[Opening Reading passage section]

Transactional Messages

Don’t forget about your transactional messages, such as order and shipping confirmations. These messages can be substantial revenue drivers, and considering recipients have just made a purchase, it might be the perfect opportunity to showcase some upsell or cross-sell items here. In this Williams-Sonoma example, the “also purchased” products are mostly relevant. Why wouldn’t I need a new spatula along with my new griddle? What I like about this is they are also relatively low-cost items, so making an impulse purchase decision is more likely.

Williams-SonomaIf you can easily edit the message layout, I prefer to have this recommended content along the right rail as opposed to below the primary content. This allows you to keep your promotional content above the fold while remaining CAN-SPAM compliant.

[Closing Reading passage section]
[Opening Data supplied section]

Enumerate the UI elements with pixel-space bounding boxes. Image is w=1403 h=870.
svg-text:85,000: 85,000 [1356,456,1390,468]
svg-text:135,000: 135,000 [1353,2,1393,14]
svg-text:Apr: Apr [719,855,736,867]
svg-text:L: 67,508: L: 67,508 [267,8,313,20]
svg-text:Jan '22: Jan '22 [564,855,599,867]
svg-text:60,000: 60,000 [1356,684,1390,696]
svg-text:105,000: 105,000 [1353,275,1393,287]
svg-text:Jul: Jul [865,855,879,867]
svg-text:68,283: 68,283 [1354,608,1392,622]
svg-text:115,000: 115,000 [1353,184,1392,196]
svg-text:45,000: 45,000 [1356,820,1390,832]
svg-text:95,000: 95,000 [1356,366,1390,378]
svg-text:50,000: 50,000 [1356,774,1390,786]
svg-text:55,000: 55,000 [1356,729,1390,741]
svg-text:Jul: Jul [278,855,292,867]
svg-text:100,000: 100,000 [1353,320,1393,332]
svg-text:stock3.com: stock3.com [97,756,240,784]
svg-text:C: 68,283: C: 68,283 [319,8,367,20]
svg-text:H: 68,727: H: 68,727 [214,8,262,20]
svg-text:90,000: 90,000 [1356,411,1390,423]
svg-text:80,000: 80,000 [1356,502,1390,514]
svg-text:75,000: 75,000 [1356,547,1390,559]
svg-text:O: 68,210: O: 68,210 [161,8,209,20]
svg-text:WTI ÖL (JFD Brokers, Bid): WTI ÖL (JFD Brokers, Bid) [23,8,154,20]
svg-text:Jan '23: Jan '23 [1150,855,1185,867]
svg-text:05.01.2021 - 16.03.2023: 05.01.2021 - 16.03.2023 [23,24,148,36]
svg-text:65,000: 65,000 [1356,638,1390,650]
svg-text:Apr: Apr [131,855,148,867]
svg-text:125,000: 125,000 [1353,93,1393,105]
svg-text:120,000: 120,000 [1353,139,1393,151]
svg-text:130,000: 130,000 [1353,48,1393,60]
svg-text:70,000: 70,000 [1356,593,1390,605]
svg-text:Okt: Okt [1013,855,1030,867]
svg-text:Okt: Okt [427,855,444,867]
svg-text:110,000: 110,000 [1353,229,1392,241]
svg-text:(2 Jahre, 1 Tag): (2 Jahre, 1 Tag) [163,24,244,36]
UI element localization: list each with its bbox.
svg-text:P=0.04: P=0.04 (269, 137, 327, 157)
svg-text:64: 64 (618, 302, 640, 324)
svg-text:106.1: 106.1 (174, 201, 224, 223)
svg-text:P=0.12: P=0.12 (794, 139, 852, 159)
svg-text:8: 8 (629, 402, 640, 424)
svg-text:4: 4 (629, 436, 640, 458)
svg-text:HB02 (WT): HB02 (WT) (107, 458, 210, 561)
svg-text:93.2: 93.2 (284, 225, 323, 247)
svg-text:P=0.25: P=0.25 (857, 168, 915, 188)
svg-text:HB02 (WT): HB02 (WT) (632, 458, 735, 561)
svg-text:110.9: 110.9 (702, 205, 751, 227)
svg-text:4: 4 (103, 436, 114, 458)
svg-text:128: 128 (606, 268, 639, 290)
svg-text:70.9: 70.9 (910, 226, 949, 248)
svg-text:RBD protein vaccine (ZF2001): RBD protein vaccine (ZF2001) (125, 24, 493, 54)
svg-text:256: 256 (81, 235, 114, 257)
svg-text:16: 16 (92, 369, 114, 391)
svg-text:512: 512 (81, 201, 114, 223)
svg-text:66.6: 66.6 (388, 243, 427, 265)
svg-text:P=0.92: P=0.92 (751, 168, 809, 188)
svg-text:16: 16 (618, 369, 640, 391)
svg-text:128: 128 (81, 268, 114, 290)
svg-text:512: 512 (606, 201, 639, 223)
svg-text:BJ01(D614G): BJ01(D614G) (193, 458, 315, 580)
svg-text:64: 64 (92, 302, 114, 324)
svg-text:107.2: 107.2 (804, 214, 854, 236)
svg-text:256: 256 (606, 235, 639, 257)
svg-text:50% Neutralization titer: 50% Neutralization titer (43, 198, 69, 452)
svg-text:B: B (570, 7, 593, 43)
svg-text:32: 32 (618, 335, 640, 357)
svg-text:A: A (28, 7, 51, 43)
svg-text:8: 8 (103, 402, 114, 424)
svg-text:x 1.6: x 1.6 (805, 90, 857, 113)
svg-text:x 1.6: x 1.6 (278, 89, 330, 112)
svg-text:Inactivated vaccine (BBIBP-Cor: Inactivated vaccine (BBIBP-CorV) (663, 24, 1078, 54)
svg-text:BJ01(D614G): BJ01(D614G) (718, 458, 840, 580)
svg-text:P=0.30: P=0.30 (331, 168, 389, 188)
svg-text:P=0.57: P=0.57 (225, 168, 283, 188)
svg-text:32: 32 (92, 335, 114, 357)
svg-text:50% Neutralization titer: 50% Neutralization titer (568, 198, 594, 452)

[Closing Data supplied section]

- **Work to complete**:
A) Copy everything in the passage on transactional messages from "Williams-SonomaIf you can" down to "remaining CAN-SPAM compliant.".
B) Pick up the passage on transactional messages after its last sentence and write what comes next.
The items come from a different source than the passage.

- **Solved problems**:
A)
Williams-SonomaIf you can easily edit the message layout, I prefer to have this recommended content along the right rail as opposed to below the primary content. This allows you to keep your promotional content above the fold while remaining CAN-SPAM compliant.

B)
Be Wary of Automated Promotional Messages

If you plan to send recurring recommendation emails to your audience, don’t automate the exact same message. Change the subject line from send to send. You could still automate your message, but be sure to keep your message fresh. All it takes is one not so relevant email before a contact decides to never open your messages again. And using the same subject line allows the subscriber to identify this message in the inbox before even opening it.

For instance, I once received an email from a company with the subject line “Gregory, Recommendations Just for You.”  Upon opening, not a single product was indeed relevant to me. Now, every time this company sends me that message with the identical subject line, I immediately hit delete. Sending a message with an identical layout is fine. Just be sure to freshen the subject line with each repeated send to a contact.

In this example from KarmaLoop, I am a non-purchaser. They continue to send me recommendation messages like this. As you can see, these products don’t have much in common, yet the creative says these are just for me! The products are for both genders and from a variety of price points. This may be an attempt to determine what I click on to further their segmentation, but they could do that with standard promotional messages. They could also collect gender at sign-up, and even with no other info, make these recommendations more relevant.

Subject Line: Just for you. Really. (this week)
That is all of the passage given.